Given request> The entries below need to be written out exactly, with no pictures included.

Records provided>
Start

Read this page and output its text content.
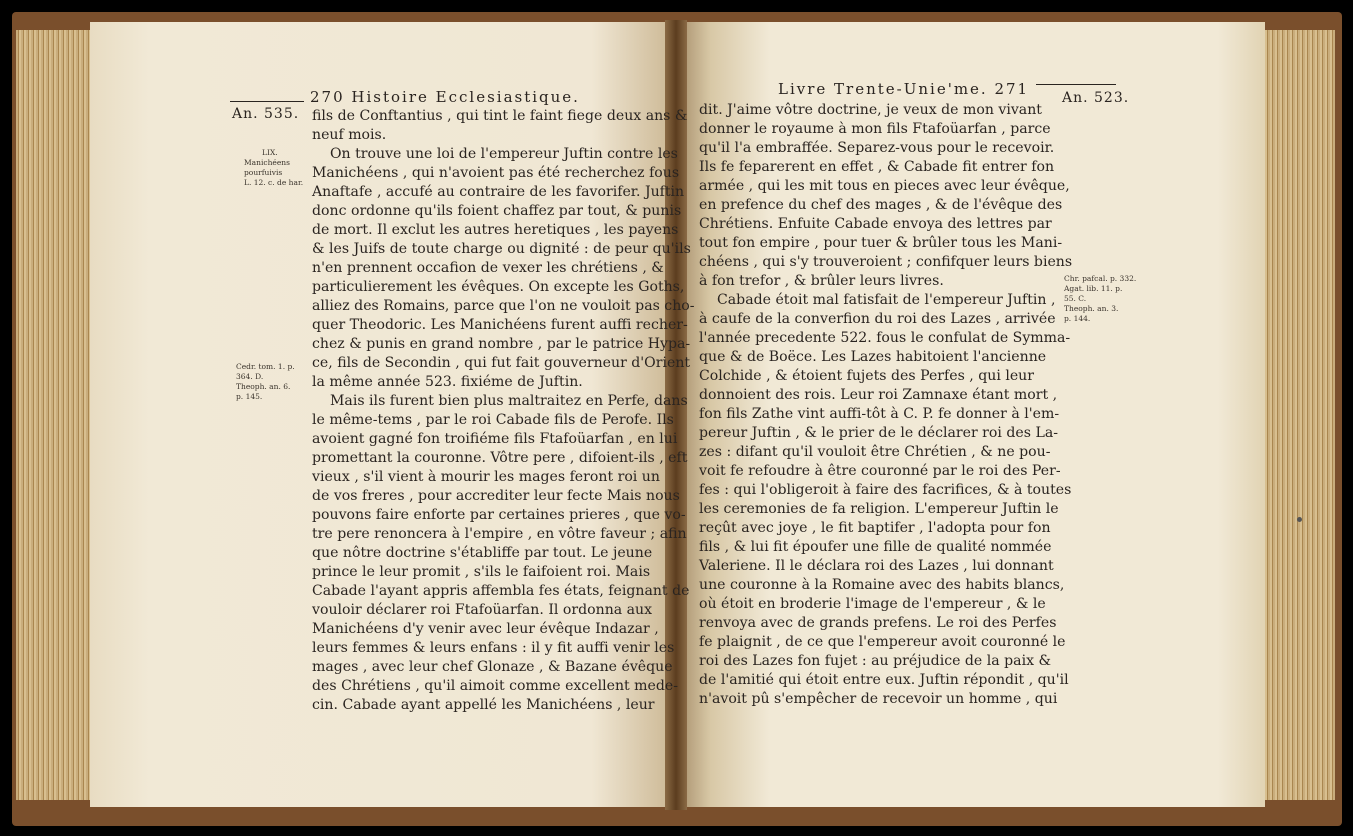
An. 535.
270 Histoire Ecclesiastique.
LIX.
Manichéens
pourfuivis
L. 12. c. de har.
Cedr. tom. 1. p.
364. D.
Theoph. an. 6.
p. 145.
fils de Conftantius , qui tint le faint fiege deux ans &
neuf mois.
On trouve une loi de l'empereur Juftin contre les
Manichéens , qui n'avoient pas été recherchez fous
Anaftafe , accufé au contraire de les favorifer. Juftin
donc ordonne qu'ils foient chaffez par tout, & punis
de mort. Il exclut les autres heretiques , les payens
& les Juifs de toute charge ou dignité : de peur qu'ils
n'en prennent occafion de vexer les chrétiens , &
particulierement les évêques. On excepte les Goths,
alliez des Romains, parce que l'on ne vouloit pas cho-
quer Theodoric. Les Manichéens furent auffi recher-
chez & punis en grand nombre , par le patrice Hypa-
ce, fils de Secondin , qui fut fait gouverneur d'Orient
la même année 523. fixiéme de Juftin.
Mais ils furent bien plus maltraitez en Perfe, dans
le même-tems , par le roi Cabade fils de Perofe. Ils
avoient gagné fon troifiéme fils Ftafoüarfan , en lui
promettant la couronne. Vôtre pere , difoient-ils , eft
vieux , s'il vient à mourir les mages feront roi un
de vos freres , pour accrediter leur fecte Mais nous
pouvons faire enforte par certaines prieres , que vo-
tre pere renoncera à l'empire , en vôtre faveur ; afin
que nôtre doctrine s'établiffe par tout. Le jeune
prince le leur promit , s'ils le faifoient roi. Mais
Cabade l'ayant appris affembla fes états, feignant de
vouloir déclarer roi Ftafoüarfan. Il ordonna aux
Manichéens d'y venir avec leur évêque Indazar ,
leurs femmes & leurs enfans : il y fit auffi venir les
mages , avec leur chef Glonaze , & Bazane évêque
des Chrétiens , qu'il aimoit comme excellent mede-
cin. Cabade ayant appellé les Manichéens , leur
Livre Trente-Unie'me. 271 An. 523.
Chr. pafcal. p. 332.
Agat. lib. 11. p.
55. C.
Theoph. an. 3.
p. 144.
dit. J'aime vôtre doctrine, je veux de mon vivant
donner le royaume à mon fils Ftafoüarfan , parce
qu'il l'a embraffée. Separez-vous pour le recevoir.
Ils fe feparerent en effet , & Cabade fit entrer fon
armée , qui les mit tous en pieces avec leur évêque,
en prefence du chef des mages , & de l'évêque des
Chrétiens. Enfuite Cabade envoya des lettres par
tout fon empire , pour tuer & brûler tous les Mani-
chéens , qui s'y trouveroient ; confifquer leurs biens
à fon trefor , & brûler leurs livres.
Cabade étoit mal fatisfait de l'empereur Juftin ,
à caufe de la converfion du roi des Lazes , arrivée
l'année precedente 522. fous le confulat de Symma-
que & de Boëce. Les Lazes habitoient l'ancienne
Colchide , & étoient fujets des Perfes , qui leur
donnoient des rois. Leur roi Zamnaxe étant mort ,
fon fils Zathe vint auffi-tôt à C. P. fe donner à l'em-
pereur Juftin , & le prier de le déclarer roi des La-
zes : difant qu'il vouloit être Chrétien , & ne pou-
voit fe refoudre à être couronné par le roi des Per-
fes : qui l'obligeroit à faire des facrifices, & à toutes
les ceremonies de fa religion. L'empereur Juftin le
reçût avec joye , le fit baptifer , l'adopta pour fon
fils , & lui fit époufer une fille de qualité nommée
Valeriene. Il le déclara roi des Lazes , lui donnant
une couronne à la Romaine avec des habits blancs,
où étoit en broderie l'image de l'empereur , & le
renvoya avec de grands prefens. Le roi des Perfes
fe plaignit , de ce que l'empereur avoit couronné le
roi des Lazes fon fujet : au préjudice de la paix &
de l'amitié qui étoit entre eux. Juftin répondit , qu'il
n'avoit pû s'empêcher de recevoir un homme , qui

End

The solution>
Read this page and output its text content.
An. 535.
270 Histoire Ecclesiastique.
LIX.
Manichéens
pourfuivis
L. 12. c. de har.
Cedr. tom. 1. p.
364. D.
Theoph. an. 6.
p. 145.
fils de Conftantius , qui tint le faint fiege deux ans &
neuf mois.
On trouve une loi de l'empereur Juftin contre les
Manichéens , qui n'avoient pas été recherchez fous
Anaftafe , accufé au contraire de les favorifer. Juftin
donc ordonne qu'ils foient chaffez par tout, & punis
de mort. Il exclut les autres heretiques , les payens
& les Juifs de toute charge ou dignité : de peur qu'ils
n'en prennent occafion de vexer les chrétiens , &
particulierement les évêques. On excepte les Goths,
alliez des Romains, parce que l'on ne vouloit pas cho-
quer Theodoric. Les Manichéens furent auffi recher-
chez & punis en grand nombre , par le patrice Hypa-
ce, fils de Secondin , qui fut fait gouverneur d'Orient
la même année 523. fixiéme de Juftin.
Mais ils furent bien plus maltraitez en Perfe, dans
le même-tems , par le roi Cabade fils de Perofe. Ils
avoient gagné fon troifiéme fils Ftafoüarfan , en lui
promettant la couronne. Vôtre pere , difoient-ils , eft
vieux , s'il vient à mourir les mages feront roi un
de vos freres , pour accrediter leur fecte Mais nous
pouvons faire enforte par certaines prieres , que vo-
tre pere renoncera à l'empire , en vôtre faveur ; afin
que nôtre doctrine s'établiffe par tout. Le jeune
prince le leur promit , s'ils le faifoient roi. Mais
Cabade l'ayant appris affembla fes états, feignant de
vouloir déclarer roi Ftafoüarfan. Il ordonna aux
Manichéens d'y venir avec leur évêque Indazar ,
leurs femmes & leurs enfans : il y fit auffi venir les
mages , avec leur chef Glonaze , & Bazane évêque
des Chrétiens , qu'il aimoit comme excellent mede-
cin. Cabade ayant appellé les Manichéens , leur
Livre Trente-Unie'me. 271 An. 523.
Chr. pafcal. p. 332.
Agat. lib. 11. p.
55. C.
Theoph. an. 3.
p. 144.
dit. J'aime vôtre doctrine, je veux de mon vivant
donner le royaume à mon fils Ftafoüarfan , parce
qu'il l'a embraffée. Separez-vous pour le recevoir.
Ils fe feparerent en effet , & Cabade fit entrer fon
armée , qui les mit tous en pieces avec leur évêque,
en prefence du chef des mages , & de l'évêque des
Chrétiens. Enfuite Cabade envoya des lettres par
tout fon empire , pour tuer & brûler tous les Mani-
chéens , qui s'y trouveroient ; confifquer leurs biens
à fon trefor , & brûler leurs livres.
Cabade étoit mal fatisfait de l'empereur Juftin ,
à caufe de la converfion du roi des Lazes , arrivée
l'année precedente 522. fous le confulat de Symma-
que & de Boëce. Les Lazes habitoient l'ancienne
Colchide , & étoient fujets des Perfes , qui leur
donnoient des rois. Leur roi Zamnaxe étant mort ,
fon fils Zathe vint auffi-tôt à C. P. fe donner à l'em-
pereur Juftin , & le prier de le déclarer roi des La-
zes : difant qu'il vouloit être Chrétien , & ne pou-
voit fe refoudre à être couronné par le roi des Per-
fes : qui l'obligeroit à faire des facrifices, & à toutes
les ceremonies de fa religion. L'empereur Juftin le
reçût avec joye , le fit baptifer , l'adopta pour fon
fils , & lui fit époufer une fille de qualité nommée
Valeriene. Il le déclara roi des Lazes , lui donnant
une couronne à la Romaine avec des habits blancs,
où étoit en broderie l'image de l'empereur , & le
renvoya avec de grands prefens. Le roi des Perfes
fe plaignit , de ce que l'empereur avoit couronné le
roi des Lazes fon fujet : au préjudice de la paix &
de l'amitié qui étoit entre eux. Juftin répondit , qu'il
n'avoit pû s'empêcher de recevoir un homme , qui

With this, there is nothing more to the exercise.